### [Data supplied]
=======

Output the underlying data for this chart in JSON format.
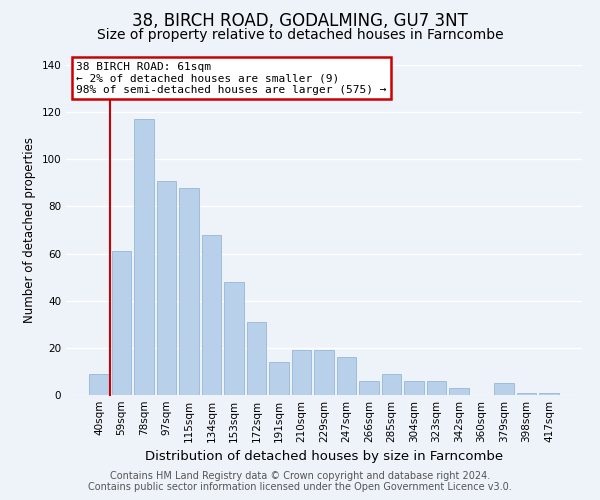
{
  "title": "38, BIRCH ROAD, GODALMING, GU7 3NT",
  "subtitle": "Size of property relative to detached houses in Farncombe",
  "xlabel": "Distribution of detached houses by size in Farncombe",
  "ylabel": "Number of detached properties",
  "bar_labels": [
    "40sqm",
    "59sqm",
    "78sqm",
    "97sqm",
    "115sqm",
    "134sqm",
    "153sqm",
    "172sqm",
    "191sqm",
    "210sqm",
    "229sqm",
    "247sqm",
    "266sqm",
    "285sqm",
    "304sqm",
    "323sqm",
    "342sqm",
    "360sqm",
    "379sqm",
    "398sqm",
    "417sqm"
  ],
  "bar_heights": [
    9,
    61,
    117,
    91,
    88,
    68,
    48,
    31,
    14,
    19,
    19,
    16,
    6,
    9,
    6,
    6,
    3,
    0,
    5,
    1,
    1
  ],
  "bar_color": "#b8d0ea",
  "marker_color": "#cc0000",
  "ylim": [
    0,
    140
  ],
  "yticks": [
    0,
    20,
    40,
    60,
    80,
    100,
    120,
    140
  ],
  "annotation_title": "38 BIRCH ROAD: 61sqm",
  "annotation_line1": "← 2% of detached houses are smaller (9)",
  "annotation_line2": "98% of semi-detached houses are larger (575) →",
  "annotation_box_color": "#ffffff",
  "annotation_border_color": "#cc0000",
  "footer_line1": "Contains HM Land Registry data © Crown copyright and database right 2024.",
  "footer_line2": "Contains public sector information licensed under the Open Government Licence v3.0.",
  "background_color": "#eef2f9",
  "grid_color": "#ffffff",
  "title_fontsize": 12,
  "subtitle_fontsize": 10,
  "xlabel_fontsize": 9.5,
  "ylabel_fontsize": 8.5,
  "tick_fontsize": 7.5,
  "annotation_fontsize": 8,
  "footer_fontsize": 7
}
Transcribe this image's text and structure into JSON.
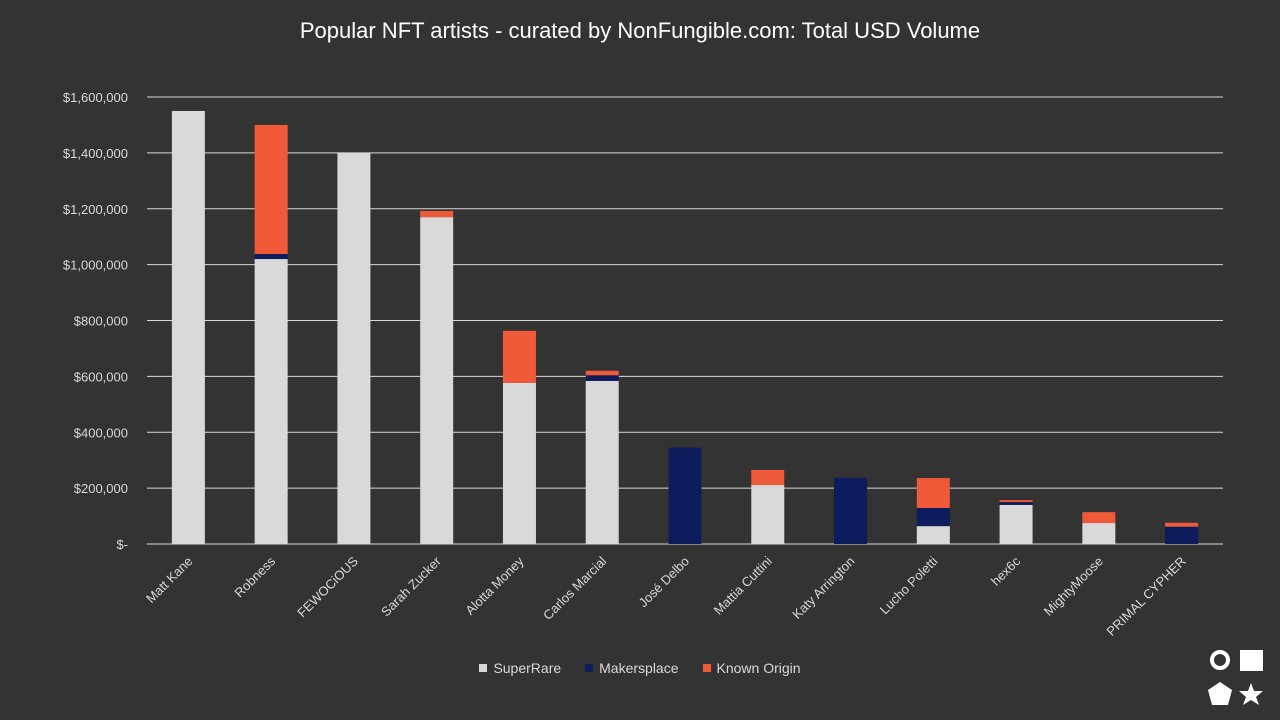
{
  "chart_data": {
    "type": "bar",
    "stacked": true,
    "title": "Popular NFT artists - curated by NonFungible.com: Total USD Volume",
    "categories": [
      "Matt Kane",
      "Robness",
      "FEWOCiOUS",
      "Sarah Zucker",
      "Alotta Money",
      "Carlos Marcial",
      "José Delbo",
      "Mattia Cuttini",
      "Katy Arrington",
      "Lucho Poletti",
      "hex6c",
      "MightyMoose",
      "PRIMAL CYPHER"
    ],
    "series": [
      {
        "name": "SuperRare",
        "color": "#d9d9d9",
        "values": [
          1550000,
          1020000,
          1400000,
          1170000,
          577000,
          584000,
          0,
          211000,
          0,
          64000,
          140000,
          75000,
          0
        ]
      },
      {
        "name": "Makersplace",
        "color": "#0c1c5c",
        "values": [
          0,
          18000,
          0,
          0,
          0,
          20000,
          345000,
          0,
          237000,
          65000,
          10000,
          0,
          62000
        ]
      },
      {
        "name": "Known Origin",
        "color": "#f05a38",
        "values": [
          0,
          462000,
          0,
          22000,
          186000,
          16000,
          0,
          54000,
          0,
          107000,
          7000,
          39000,
          14000
        ]
      }
    ],
    "ylim": [
      0,
      1600000
    ],
    "yticks": [
      "$-",
      "$200,000",
      "$400,000",
      "$600,000",
      "$800,000",
      "$1,000,000",
      "$1,200,000",
      "$1,400,000",
      "$1,600,000"
    ],
    "grid": true,
    "legend_position": "bottom"
  },
  "logo": {
    "shapes": [
      "circle",
      "square",
      "pentagon",
      "star"
    ]
  }
}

=======

### [Task details]
Leave the pictures out and write out every entry exactly as given.

### [Complete answer]
Output the underlying data for this chart in JSON format.
{
  "title": "38, BIRCH ROAD, GODALMING, GU7 3NT",
  "subtitle": "Size of property relative to detached houses in Farncombe",
  "xlabel": "Distribution of detached houses by size in Farncombe",
  "ylabel": "Number of detached properties",
  "bar_labels": [
    "40sqm",
    "59sqm",
    "78sqm",
    "97sqm",
    "115sqm",
    "134sqm",
    "153sqm",
    "172sqm",
    "191sqm",
    "210sqm",
    "229sqm",
    "247sqm",
    "266sqm",
    "285sqm",
    "304sqm",
    "323sqm",
    "342sqm",
    "360sqm",
    "379sqm",
    "398sqm",
    "417sqm"
  ],
  "bar_heights": [
    9,
    61,
    117,
    91,
    88,
    68,
    48,
    31,
    14,
    19,
    19,
    16,
    6,
    9,
    6,
    6,
    3,
    0,
    5,
    1,
    1
  ],
  "bar_color": "#b8d0ea",
  "marker_color": "#cc0000",
  "ylim": [
    0,
    140
  ],
  "yticks": [
    0,
    20,
    40,
    60,
    80,
    100,
    120,
    140
  ],
  "annotation_title": "38 BIRCH ROAD: 61sqm",
  "annotation_line1": "← 2% of detached houses are smaller (9)",
  "annotation_line2": "98% of semi-detached houses are larger (575) →",
  "annotation_box_color": "#ffffff",
  "annotation_border_color": "#cc0000",
  "footer_line1": "Contains HM Land Registry data © Crown copyright and database right 2024.",
  "footer_line2": "Contains public sector information licensed under the Open Government Licence v3.0.",
  "background_color": "#eef2f9",
  "grid_color": "#ffffff",
  "title_fontsize": 12,
  "subtitle_fontsize": 10,
  "xlabel_fontsize": 9.5,
  "ylabel_fontsize": 8.5,
  "tick_fontsize": 7.5,
  "annotation_fontsize": 8,
  "footer_fontsize": 7
}
Transcribe this image's text and structure into JSON.
{
  "chart_data": {
    "type": "bar",
    "stacked": true,
    "title": "Popular NFT artists - curated by NonFungible.com: Total USD Volume",
    "categories": [
      "Matt Kane",
      "Robness",
      "FEWOCiOUS",
      "Sarah Zucker",
      "Alotta Money",
      "Carlos Marcial",
      "José Delbo",
      "Mattia Cuttini",
      "Katy Arrington",
      "Lucho Poletti",
      "hex6c",
      "MightyMoose",
      "PRIMAL CYPHER"
    ],
    "series": [
      {
        "name": "SuperRare",
        "color": "#d9d9d9",
        "values": [
          1550000,
          1020000,
          1400000,
          1170000,
          577000,
          584000,
          0,
          211000,
          0,
          64000,
          140000,
          75000,
          0
        ]
      },
      {
        "name": "Makersplace",
        "color": "#0c1c5c",
        "values": [
          0,
          18000,
          0,
          0,
          0,
          20000,
          345000,
          0,
          237000,
          65000,
          10000,
          0,
          62000
        ]
      },
      {
        "name": "Known Origin",
        "color": "#f05a38",
        "values": [
          0,
          462000,
          0,
          22000,
          186000,
          16000,
          0,
          54000,
          0,
          107000,
          7000,
          39000,
          14000
        ]
      }
    ],
    "ylim": [
      0,
      1600000
    ],
    "yticks": [
      "$-",
      "$200,000",
      "$400,000",
      "$600,000",
      "$800,000",
      "$1,000,000",
      "$1,200,000",
      "$1,400,000",
      "$1,600,000"
    ],
    "grid": true,
    "legend_position": "bottom"
  },
  "logo": {
    "shapes": [
      "circle",
      "square",
      "pentagon",
      "star"
    ]
  }
}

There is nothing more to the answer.